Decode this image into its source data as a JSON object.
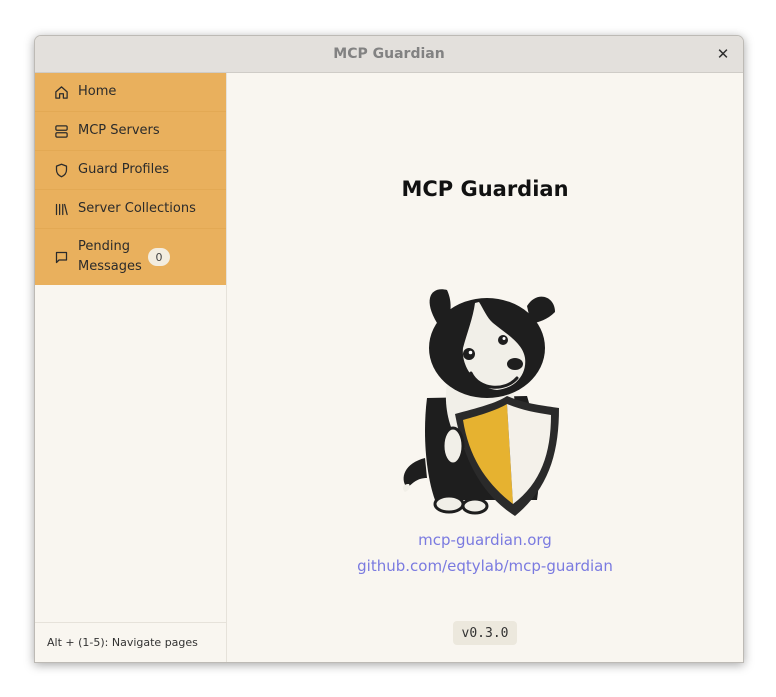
{
  "window": {
    "title": "MCP Guardian",
    "close_glyph": "✕"
  },
  "sidebar": {
    "items": [
      {
        "label": "Home",
        "icon": "home-icon"
      },
      {
        "label": "MCP Servers",
        "icon": "server-icon"
      },
      {
        "label": "Guard Profiles",
        "icon": "shield-icon"
      },
      {
        "label": "Server Collections",
        "icon": "library-icon"
      },
      {
        "label": "Pending Messages",
        "icon": "message-icon",
        "badge": "0"
      }
    ],
    "footer": "Alt + (1-5): Navigate pages"
  },
  "main": {
    "heading": "MCP Guardian",
    "mascot": "border-collie-with-shield",
    "website_link": "mcp-guardian.org",
    "github_link": "github.com/eqtylab/mcp-guardian",
    "version": "v0.3.0"
  },
  "colors": {
    "sidebar_accent": "#e9b05d",
    "link": "#7a7ae0",
    "background": "#f9f6f0"
  }
}
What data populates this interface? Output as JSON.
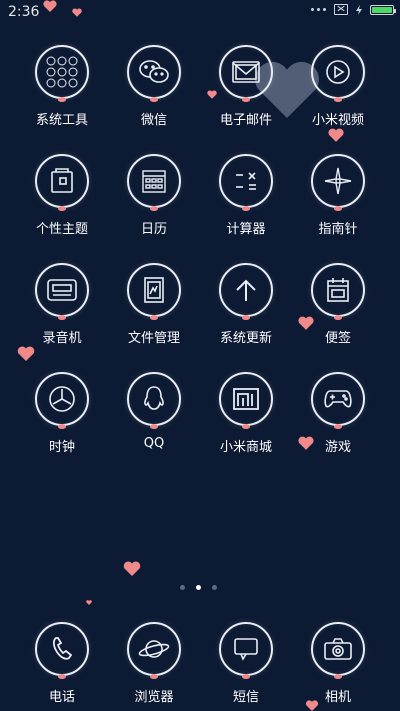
{
  "status": {
    "time": "2:36"
  },
  "apps": [
    {
      "label": "系统工具",
      "icon": "grid-icon"
    },
    {
      "label": "微信",
      "icon": "wechat-icon"
    },
    {
      "label": "电子邮件",
      "icon": "mail-icon"
    },
    {
      "label": "小米视频",
      "icon": "play-icon"
    },
    {
      "label": "个性主题",
      "icon": "theme-icon"
    },
    {
      "label": "日历",
      "icon": "calendar-icon"
    },
    {
      "label": "计算器",
      "icon": "calculator-icon"
    },
    {
      "label": "指南针",
      "icon": "compass-icon"
    },
    {
      "label": "录音机",
      "icon": "recorder-icon"
    },
    {
      "label": "文件管理",
      "icon": "file-icon"
    },
    {
      "label": "系统更新",
      "icon": "arrow-up-icon"
    },
    {
      "label": "便签",
      "icon": "notes-icon"
    },
    {
      "label": "时钟",
      "icon": "clock-icon"
    },
    {
      "label": "QQ",
      "icon": "qq-icon"
    },
    {
      "label": "小米商城",
      "icon": "mi-store-icon"
    },
    {
      "label": "游戏",
      "icon": "gamepad-icon"
    }
  ],
  "dock": [
    {
      "label": "电话",
      "icon": "phone-icon"
    },
    {
      "label": "浏览器",
      "icon": "planet-icon"
    },
    {
      "label": "短信",
      "icon": "message-icon"
    },
    {
      "label": "相机",
      "icon": "camera-icon"
    }
  ],
  "colors": {
    "background": "#0c1a33",
    "accent": "#f08a8a",
    "battery": "#4cd964"
  }
}
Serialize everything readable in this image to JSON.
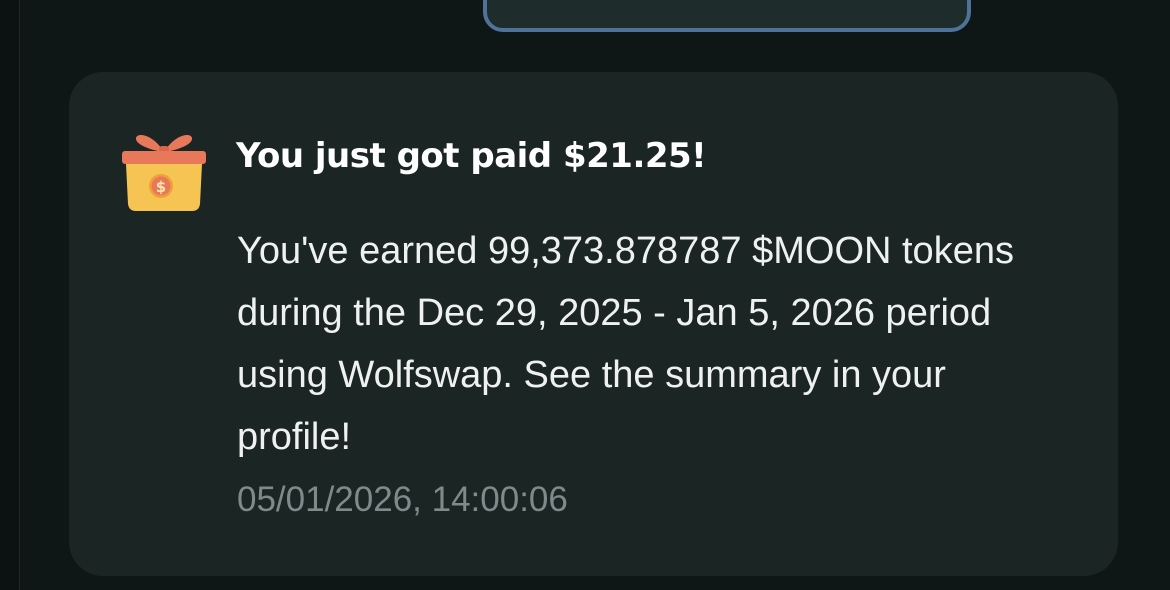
{
  "notification": {
    "icon": "gift-box-icon",
    "title": "You just got paid $21.25!",
    "body": "You've earned 99,373.878787 $MOON tokens during the Dec 29, 2025 - Jan 5, 2026 period using Wolfswap. See the summary in your profile!",
    "timestamp": "05/01/2026, 14:00:06"
  },
  "colors": {
    "background": "#0f1716",
    "card_background": "#1b2624",
    "previous_card_border": "#4f7298",
    "title_text": "#ffffff",
    "body_text": "#eef1f0",
    "timestamp_text": "#7e8b8a",
    "gift_box": "#f6c453",
    "gift_ribbon": "#e8785a"
  }
}
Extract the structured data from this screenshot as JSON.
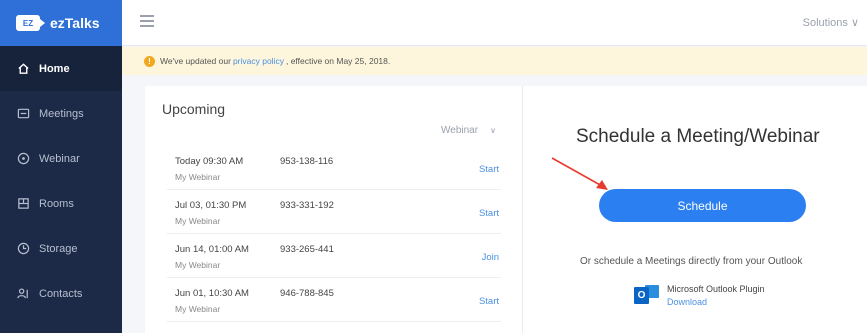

━━━━━━━━━━

» What you are asked to do:
Leave out the pictures and repeat everything else in the records exactly.

» Result of this exercise:
Decode this image into its source data as a JSON object.
{
  "window": {
    "title": "MCP Guardian",
    "close_glyph": "✕"
  },
  "sidebar": {
    "items": [
      {
        "label": "Home",
        "icon": "home-icon"
      },
      {
        "label": "MCP Servers",
        "icon": "server-icon"
      },
      {
        "label": "Guard Profiles",
        "icon": "shield-icon"
      },
      {
        "label": "Server Collections",
        "icon": "library-icon"
      },
      {
        "label": "Pending Messages",
        "icon": "message-icon",
        "badge": "0"
      }
    ],
    "footer": "Alt + (1-5): Navigate pages"
  },
  "main": {
    "heading": "MCP Guardian",
    "mascot": "border-collie-with-shield",
    "website_link": "mcp-guardian.org",
    "github_link": "github.com/eqtylab/mcp-guardian",
    "version": "v0.3.0"
  },
  "colors": {
    "sidebar_accent": "#e9b05d",
    "link": "#7a7ae0",
    "background": "#f9f6f0"
  }
}
What data populates this interface? Output as JSON.
{
  "status": {
    "time": "2:36"
  },
  "apps": [
    {
      "label": "系统工具",
      "icon": "grid-icon"
    },
    {
      "label": "微信",
      "icon": "wechat-icon"
    },
    {
      "label": "电子邮件",
      "icon": "mail-icon"
    },
    {
      "label": "小米视频",
      "icon": "play-icon"
    },
    {
      "label": "个性主题",
      "icon": "theme-icon"
    },
    {
      "label": "日历",
      "icon": "calendar-icon"
    },
    {
      "label": "计算器",
      "icon": "calculator-icon"
    },
    {
      "label": "指南针",
      "icon": "compass-icon"
    },
    {
      "label": "录音机",
      "icon": "recorder-icon"
    },
    {
      "label": "文件管理",
      "icon": "file-icon"
    },
    {
      "label": "系统更新",
      "icon": "arrow-up-icon"
    },
    {
      "label": "便签",
      "icon": "notes-icon"
    },
    {
      "label": "时钟",
      "icon": "clock-icon"
    },
    {
      "label": "QQ",
      "icon": "qq-icon"
    },
    {
      "label": "小米商城",
      "icon": "mi-store-icon"
    },
    {
      "label": "游戏",
      "icon": "gamepad-icon"
    }
  ],
  "dock": [
    {
      "label": "电话",
      "icon": "phone-icon"
    },
    {
      "label": "浏览器",
      "icon": "planet-icon"
    },
    {
      "label": "短信",
      "icon": "message-icon"
    },
    {
      "label": "相机",
      "icon": "camera-icon"
    }
  ],
  "colors": {
    "background": "#0c1a33",
    "accent": "#f08a8a",
    "battery": "#4cd964"
  }
}
Serialize everything readable in this image to JSON.
{
  "notification": {
    "icon": "gift-box-icon",
    "title": "You just got paid $21.25!",
    "body": "You've earned 99,373.878787 $MOON tokens during the Dec 29, 2025 - Jan 5, 2026 period using Wolfswap. See the summary in your profile!",
    "timestamp": "05/01/2026, 14:00:06"
  },
  "colors": {
    "background": "#0f1716",
    "card_background": "#1b2624",
    "previous_card_border": "#4f7298",
    "title_text": "#ffffff",
    "body_text": "#eef1f0",
    "timestamp_text": "#7e8b8a",
    "gift_box": "#f6c453",
    "gift_ribbon": "#e8785a"
  }
}
Extract the structured data from this screenshot as JSON.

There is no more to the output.